▶ JOB:
Quote exactly, and only, the lines from the one with "Decode this image" through the end of the listing.

▶ MATERIAL FOR THIS EXERCISE:
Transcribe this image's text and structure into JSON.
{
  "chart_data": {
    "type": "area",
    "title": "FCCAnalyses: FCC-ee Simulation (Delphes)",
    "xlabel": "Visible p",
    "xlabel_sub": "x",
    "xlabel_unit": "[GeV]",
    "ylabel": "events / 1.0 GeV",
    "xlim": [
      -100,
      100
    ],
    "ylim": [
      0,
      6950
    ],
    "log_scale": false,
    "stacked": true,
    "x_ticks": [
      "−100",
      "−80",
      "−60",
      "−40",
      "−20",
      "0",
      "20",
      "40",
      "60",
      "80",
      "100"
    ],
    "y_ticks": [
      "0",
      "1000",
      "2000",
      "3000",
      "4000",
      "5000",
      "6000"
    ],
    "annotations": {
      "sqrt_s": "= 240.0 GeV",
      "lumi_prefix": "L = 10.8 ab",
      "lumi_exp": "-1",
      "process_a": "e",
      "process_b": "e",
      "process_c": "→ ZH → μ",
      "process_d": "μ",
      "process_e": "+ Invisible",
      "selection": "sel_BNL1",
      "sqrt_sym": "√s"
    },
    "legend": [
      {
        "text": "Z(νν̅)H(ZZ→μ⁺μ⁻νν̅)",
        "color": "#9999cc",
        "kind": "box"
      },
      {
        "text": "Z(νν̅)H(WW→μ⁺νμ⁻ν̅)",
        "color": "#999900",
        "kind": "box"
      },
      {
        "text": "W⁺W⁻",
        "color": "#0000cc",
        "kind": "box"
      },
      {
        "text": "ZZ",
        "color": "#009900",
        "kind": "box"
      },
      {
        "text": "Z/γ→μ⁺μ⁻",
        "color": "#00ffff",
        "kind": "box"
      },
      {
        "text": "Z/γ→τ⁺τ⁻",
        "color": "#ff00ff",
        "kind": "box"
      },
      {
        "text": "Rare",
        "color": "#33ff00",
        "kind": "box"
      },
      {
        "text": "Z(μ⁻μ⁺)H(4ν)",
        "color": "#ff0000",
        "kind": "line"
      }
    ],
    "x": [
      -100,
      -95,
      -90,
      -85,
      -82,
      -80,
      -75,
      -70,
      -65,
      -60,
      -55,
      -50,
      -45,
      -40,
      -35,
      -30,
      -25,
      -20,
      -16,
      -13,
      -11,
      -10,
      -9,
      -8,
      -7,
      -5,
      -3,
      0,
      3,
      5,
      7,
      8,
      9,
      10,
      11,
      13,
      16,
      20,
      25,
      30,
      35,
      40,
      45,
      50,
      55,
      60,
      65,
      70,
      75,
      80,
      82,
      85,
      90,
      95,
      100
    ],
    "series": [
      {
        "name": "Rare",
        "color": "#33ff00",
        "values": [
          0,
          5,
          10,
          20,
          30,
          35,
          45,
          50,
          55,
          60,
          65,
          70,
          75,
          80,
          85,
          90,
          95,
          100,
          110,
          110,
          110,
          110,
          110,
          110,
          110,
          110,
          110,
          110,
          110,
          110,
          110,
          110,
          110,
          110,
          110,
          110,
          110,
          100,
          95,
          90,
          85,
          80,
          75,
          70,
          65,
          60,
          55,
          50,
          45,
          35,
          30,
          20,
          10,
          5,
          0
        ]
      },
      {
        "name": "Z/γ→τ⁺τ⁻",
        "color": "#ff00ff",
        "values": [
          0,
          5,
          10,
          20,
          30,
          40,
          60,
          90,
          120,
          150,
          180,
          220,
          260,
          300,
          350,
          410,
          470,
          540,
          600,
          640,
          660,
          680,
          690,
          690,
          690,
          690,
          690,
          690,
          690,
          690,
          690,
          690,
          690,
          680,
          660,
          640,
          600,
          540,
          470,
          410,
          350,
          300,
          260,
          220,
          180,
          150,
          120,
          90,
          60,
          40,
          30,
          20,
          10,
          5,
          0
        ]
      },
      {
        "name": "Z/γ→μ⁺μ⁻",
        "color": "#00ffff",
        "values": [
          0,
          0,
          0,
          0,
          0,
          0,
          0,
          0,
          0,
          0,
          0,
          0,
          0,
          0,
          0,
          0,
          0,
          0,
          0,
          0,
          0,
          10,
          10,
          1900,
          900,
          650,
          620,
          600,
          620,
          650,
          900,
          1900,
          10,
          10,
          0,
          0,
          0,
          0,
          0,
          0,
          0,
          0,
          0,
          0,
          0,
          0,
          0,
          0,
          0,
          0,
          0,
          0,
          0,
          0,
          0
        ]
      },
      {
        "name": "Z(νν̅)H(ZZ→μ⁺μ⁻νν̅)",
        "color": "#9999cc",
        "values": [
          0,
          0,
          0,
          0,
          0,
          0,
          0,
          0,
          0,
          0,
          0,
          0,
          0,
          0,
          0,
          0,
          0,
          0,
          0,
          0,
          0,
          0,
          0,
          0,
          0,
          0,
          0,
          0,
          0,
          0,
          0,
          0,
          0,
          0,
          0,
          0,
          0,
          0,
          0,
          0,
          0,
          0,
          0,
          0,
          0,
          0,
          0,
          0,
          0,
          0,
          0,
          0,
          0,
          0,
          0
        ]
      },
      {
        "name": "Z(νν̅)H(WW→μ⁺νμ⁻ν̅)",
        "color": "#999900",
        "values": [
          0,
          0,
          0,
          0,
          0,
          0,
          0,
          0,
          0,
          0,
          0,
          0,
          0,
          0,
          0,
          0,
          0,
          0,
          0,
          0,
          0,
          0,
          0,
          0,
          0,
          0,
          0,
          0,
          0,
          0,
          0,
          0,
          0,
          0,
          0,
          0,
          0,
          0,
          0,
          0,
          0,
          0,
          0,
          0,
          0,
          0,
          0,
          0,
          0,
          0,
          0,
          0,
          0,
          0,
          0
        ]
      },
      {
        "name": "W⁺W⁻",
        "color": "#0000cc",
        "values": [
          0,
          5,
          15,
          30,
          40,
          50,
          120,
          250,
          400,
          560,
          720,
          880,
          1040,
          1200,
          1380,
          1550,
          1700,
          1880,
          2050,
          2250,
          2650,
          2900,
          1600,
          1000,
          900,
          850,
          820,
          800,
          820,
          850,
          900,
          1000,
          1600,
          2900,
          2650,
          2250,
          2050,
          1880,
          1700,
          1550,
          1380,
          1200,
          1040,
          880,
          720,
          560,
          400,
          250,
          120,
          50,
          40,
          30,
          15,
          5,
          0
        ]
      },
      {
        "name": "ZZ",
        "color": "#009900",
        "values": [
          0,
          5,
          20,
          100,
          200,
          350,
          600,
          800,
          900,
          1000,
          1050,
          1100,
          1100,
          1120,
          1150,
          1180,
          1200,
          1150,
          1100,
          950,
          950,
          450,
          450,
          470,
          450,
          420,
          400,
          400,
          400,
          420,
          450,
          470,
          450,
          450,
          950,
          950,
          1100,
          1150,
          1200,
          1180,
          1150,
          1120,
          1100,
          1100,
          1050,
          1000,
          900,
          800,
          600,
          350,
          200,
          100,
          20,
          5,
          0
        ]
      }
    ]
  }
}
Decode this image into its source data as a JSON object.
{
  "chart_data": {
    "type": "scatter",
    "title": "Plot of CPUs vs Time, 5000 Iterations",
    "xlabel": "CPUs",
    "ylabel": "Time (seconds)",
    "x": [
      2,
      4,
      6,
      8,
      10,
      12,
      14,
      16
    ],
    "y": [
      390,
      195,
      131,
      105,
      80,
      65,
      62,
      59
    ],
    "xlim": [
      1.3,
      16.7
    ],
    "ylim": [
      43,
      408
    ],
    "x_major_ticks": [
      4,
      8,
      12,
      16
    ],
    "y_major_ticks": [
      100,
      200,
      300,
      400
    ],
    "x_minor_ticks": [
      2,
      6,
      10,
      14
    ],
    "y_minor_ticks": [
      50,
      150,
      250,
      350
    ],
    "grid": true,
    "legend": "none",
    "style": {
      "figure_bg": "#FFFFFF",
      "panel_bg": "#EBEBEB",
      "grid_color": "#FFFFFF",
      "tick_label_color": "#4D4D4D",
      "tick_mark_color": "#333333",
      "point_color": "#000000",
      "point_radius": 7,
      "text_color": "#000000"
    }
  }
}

▶ RESULT FOR THIS TASK:
Decode this image into its source data as a JSON object.
{
  "chart_data": {
    "type": "scatter",
    "title": "Plot of CPUs vs Time, 5000 Iterations",
    "xlabel": "CPUs",
    "ylabel": "Time (seconds)",
    "x": [
      2,
      4,
      6,
      8,
      10,
      12,
      14,
      16
    ],
    "y": [
      390,
      195,
      131,
      105,
      80,
      65,
      62,
      59
    ],
    "xlim": [
      1.3,
      16.7
    ],
    "ylim": [
      43,
      408
    ],
    "x_major_ticks": [
      4,
      8,
      12,
      16
    ],
    "y_major_ticks": [
      100,
      200,
      300,
      400
    ],
    "x_minor_ticks": [
      2,
      6,
      10,
      14
    ],
    "y_minor_ticks": [
      50,
      150,
      250,
      350
    ],
    "grid": true,
    "legend": "none",
    "style": {
      "figure_bg": "#FFFFFF",
      "panel_bg": "#EBEBEB",
      "grid_color": "#FFFFFF",
      "tick_label_color": "#4D4D4D",
      "tick_mark_color": "#333333",
      "point_color": "#000000",
      "point_radius": 7,
      "text_color": "#000000"
    }
  }
}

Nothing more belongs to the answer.